_Exercise directions_
Read the lines below. Copy out any that hold the string "الـــزوج".

_Record set_
(begin)

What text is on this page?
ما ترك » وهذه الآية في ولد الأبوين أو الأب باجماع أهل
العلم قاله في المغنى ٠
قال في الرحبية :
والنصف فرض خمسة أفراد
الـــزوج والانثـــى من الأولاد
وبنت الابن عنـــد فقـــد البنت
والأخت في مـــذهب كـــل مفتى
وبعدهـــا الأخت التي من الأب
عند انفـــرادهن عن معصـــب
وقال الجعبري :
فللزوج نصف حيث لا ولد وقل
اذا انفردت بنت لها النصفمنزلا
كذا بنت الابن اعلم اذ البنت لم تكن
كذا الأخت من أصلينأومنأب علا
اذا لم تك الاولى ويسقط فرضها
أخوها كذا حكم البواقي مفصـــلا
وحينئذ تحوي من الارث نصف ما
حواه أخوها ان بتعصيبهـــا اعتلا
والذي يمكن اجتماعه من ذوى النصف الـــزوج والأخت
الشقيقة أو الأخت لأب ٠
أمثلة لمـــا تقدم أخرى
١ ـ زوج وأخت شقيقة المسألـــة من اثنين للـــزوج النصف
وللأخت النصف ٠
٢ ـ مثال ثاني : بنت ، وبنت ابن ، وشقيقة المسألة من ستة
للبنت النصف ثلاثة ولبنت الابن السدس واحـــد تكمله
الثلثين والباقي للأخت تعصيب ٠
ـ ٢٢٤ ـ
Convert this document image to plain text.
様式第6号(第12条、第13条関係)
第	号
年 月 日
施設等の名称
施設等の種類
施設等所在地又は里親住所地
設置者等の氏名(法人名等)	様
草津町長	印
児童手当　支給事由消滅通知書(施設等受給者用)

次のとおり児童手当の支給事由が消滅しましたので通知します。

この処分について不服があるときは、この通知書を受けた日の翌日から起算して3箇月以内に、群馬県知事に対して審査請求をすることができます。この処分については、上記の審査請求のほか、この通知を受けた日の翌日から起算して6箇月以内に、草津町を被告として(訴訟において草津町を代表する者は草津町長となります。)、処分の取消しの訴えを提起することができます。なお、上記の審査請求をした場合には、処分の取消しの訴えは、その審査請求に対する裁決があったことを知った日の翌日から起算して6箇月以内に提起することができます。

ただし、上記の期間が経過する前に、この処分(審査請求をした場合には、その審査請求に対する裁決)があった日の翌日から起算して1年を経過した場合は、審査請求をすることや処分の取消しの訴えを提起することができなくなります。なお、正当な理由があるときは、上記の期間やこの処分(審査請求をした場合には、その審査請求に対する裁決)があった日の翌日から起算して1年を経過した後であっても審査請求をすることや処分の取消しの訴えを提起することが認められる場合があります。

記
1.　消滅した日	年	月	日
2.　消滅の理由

(end)

_In response_
الـــزوج والانثـــى من الأولاد
والذي يمكن اجتماعه من ذوى النصف الـــزوج والأخت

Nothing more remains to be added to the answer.